AVAILABLE DATA -
========================================================================

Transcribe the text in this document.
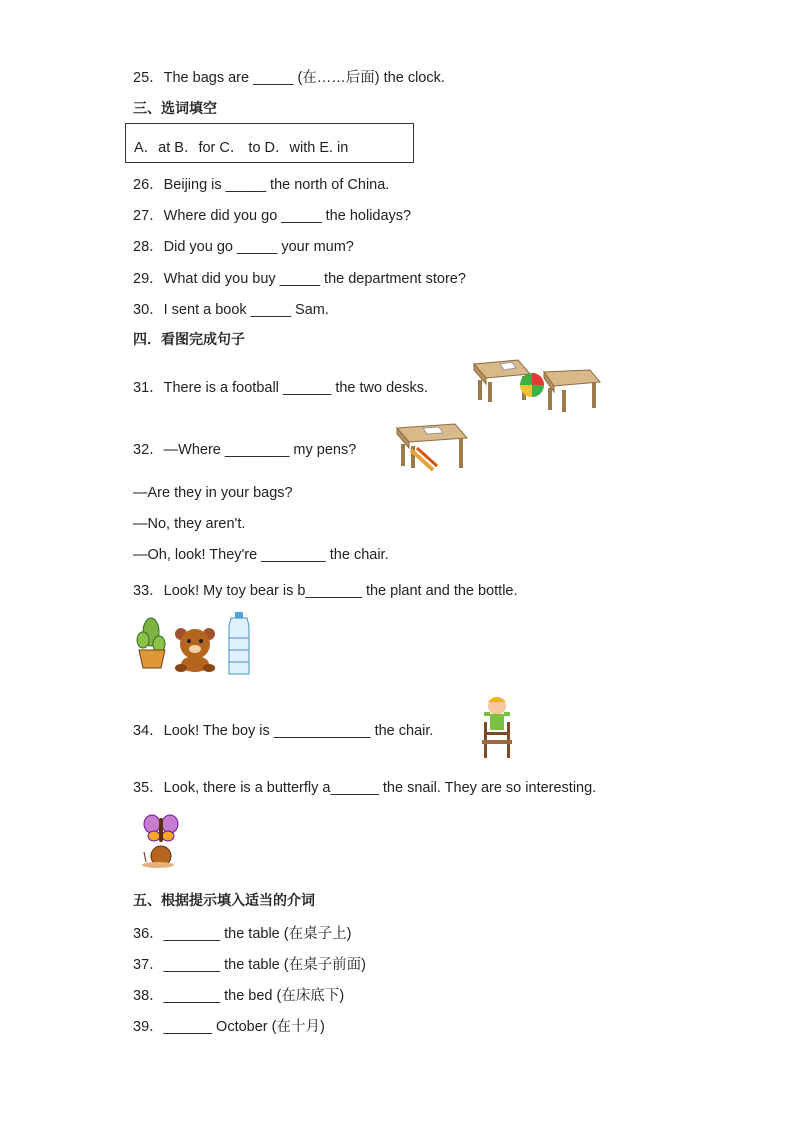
25．The bags are _____ (在……后面) the clock.
三、选词填空
A．at B．for C． to D．with E. in
26．Beijing is _____ the north of China.
27．Where did you go _____ the holidays?
28．Did you go _____ your mum?
29．What did you buy _____ the department store?
30．I sent a book _____ Sam.
四．看图完成句子
31．There is a football ______ the two desks.
32．—Where ________ my pens?
—Are they in your bags?
—No, they aren't.
—Oh, look! They're ________ the chair.
33．Look! My toy bear is b_______ the plant and the bottle.
34．Look! The boy is ____________ the chair.
35．Look, there is a butterfly a______ the snail. They are so interesting.
五、根据提示填入适当的介词
36．_______ the table (在桌子上)
37．_______ the table (在桌子前面)
38．_______ the bed (在床底下)
39．______ October (在十月)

========================================================================

EXERCISE INSTRUCTIONS - Pull out each line of the entries that contains "your".

RESPONSE TO THE EXERCISE -
28．Did you go _____ your mum?
—Are they in your bags?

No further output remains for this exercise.